Tally the lines in the listing below that include "text". Answer with the count and nothing more.

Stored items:
◇ ◇ ◇

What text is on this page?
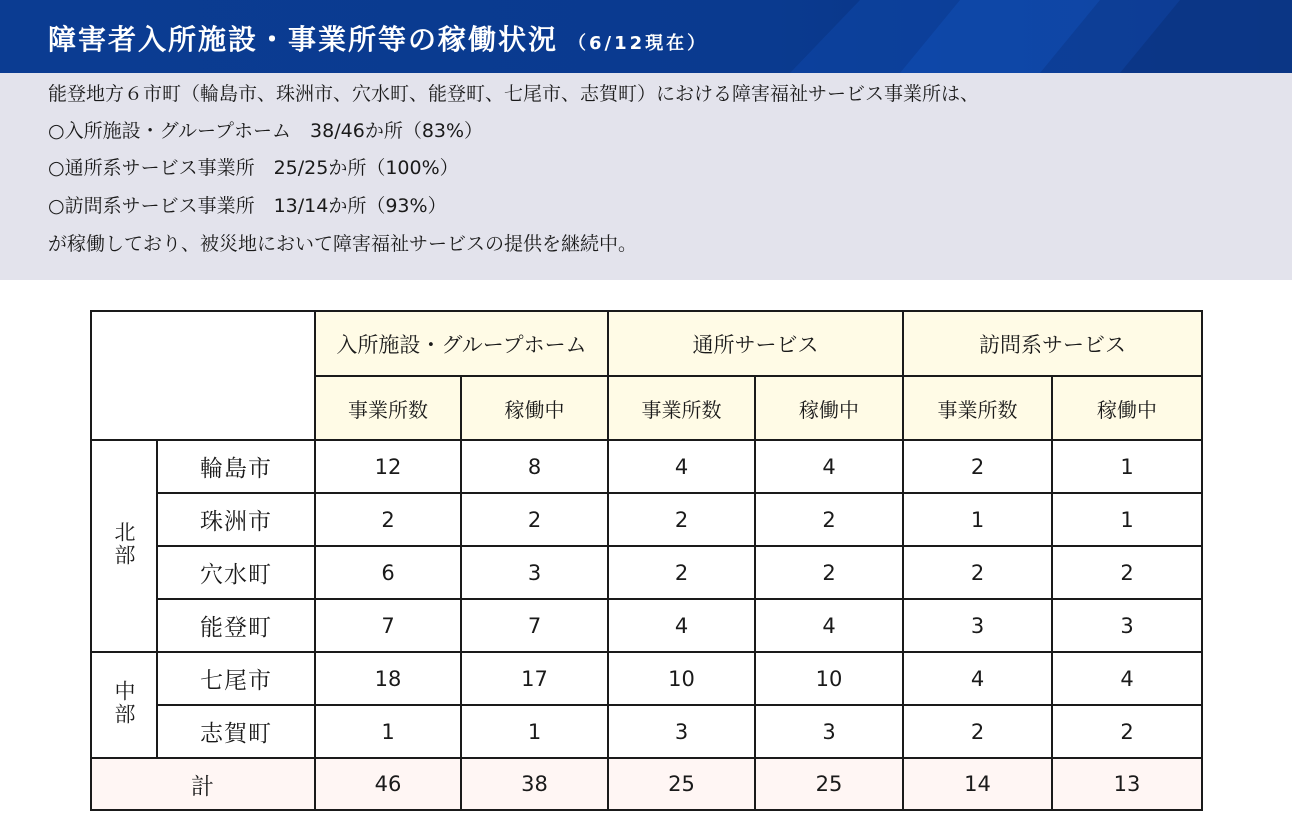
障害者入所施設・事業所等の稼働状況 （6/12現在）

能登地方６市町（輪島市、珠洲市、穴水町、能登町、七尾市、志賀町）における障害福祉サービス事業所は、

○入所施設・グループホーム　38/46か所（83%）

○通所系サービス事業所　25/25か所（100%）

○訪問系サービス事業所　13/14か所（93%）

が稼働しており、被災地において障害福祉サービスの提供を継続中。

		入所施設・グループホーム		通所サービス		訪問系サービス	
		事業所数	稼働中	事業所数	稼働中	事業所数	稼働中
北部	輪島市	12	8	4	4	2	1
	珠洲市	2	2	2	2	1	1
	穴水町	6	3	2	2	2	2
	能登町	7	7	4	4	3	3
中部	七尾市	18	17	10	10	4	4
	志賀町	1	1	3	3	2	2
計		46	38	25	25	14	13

◇ ◇ ◇

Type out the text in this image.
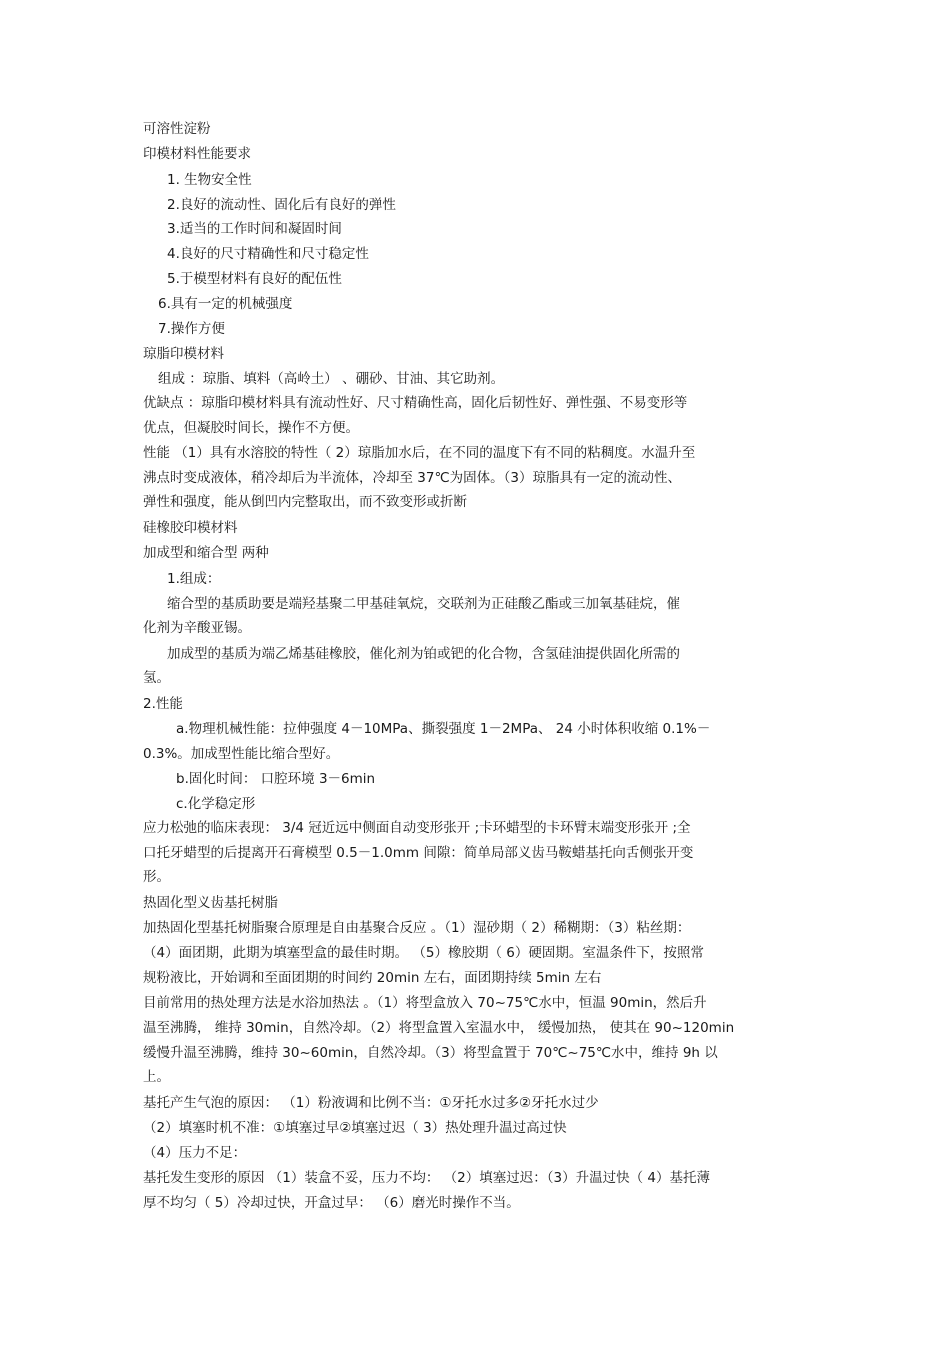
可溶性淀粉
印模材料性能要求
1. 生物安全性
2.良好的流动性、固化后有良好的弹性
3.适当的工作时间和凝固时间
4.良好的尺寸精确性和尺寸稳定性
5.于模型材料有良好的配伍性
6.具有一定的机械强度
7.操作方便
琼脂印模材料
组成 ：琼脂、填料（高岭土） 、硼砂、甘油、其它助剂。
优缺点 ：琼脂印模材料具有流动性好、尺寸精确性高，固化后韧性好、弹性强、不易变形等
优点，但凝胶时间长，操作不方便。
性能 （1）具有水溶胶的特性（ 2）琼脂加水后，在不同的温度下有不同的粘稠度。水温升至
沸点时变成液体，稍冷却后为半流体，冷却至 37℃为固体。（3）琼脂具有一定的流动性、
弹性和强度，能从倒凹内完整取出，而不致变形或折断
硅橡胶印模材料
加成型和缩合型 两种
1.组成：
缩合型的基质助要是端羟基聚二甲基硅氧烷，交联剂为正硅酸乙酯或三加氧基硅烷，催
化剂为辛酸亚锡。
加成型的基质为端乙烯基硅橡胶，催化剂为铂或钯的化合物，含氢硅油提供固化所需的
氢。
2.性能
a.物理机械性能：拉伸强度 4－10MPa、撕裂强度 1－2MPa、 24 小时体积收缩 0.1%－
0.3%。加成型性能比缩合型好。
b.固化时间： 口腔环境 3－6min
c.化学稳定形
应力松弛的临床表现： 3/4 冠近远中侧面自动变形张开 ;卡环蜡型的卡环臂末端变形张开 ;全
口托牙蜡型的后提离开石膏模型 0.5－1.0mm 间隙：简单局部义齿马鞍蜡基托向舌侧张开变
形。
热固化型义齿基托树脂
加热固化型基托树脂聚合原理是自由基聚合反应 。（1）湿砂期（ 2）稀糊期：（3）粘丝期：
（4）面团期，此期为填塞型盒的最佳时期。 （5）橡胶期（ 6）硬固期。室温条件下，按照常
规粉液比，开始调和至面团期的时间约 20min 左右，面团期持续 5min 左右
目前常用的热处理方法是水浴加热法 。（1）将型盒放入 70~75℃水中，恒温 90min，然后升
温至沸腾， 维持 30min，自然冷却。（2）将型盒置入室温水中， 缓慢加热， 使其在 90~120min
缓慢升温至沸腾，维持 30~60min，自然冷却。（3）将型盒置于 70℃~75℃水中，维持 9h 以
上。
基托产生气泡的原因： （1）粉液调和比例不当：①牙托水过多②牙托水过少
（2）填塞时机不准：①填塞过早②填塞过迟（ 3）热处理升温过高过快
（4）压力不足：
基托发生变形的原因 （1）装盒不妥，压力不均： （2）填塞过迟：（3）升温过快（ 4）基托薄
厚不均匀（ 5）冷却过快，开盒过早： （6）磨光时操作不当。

◇ ◇ ◇

**Completed task**
2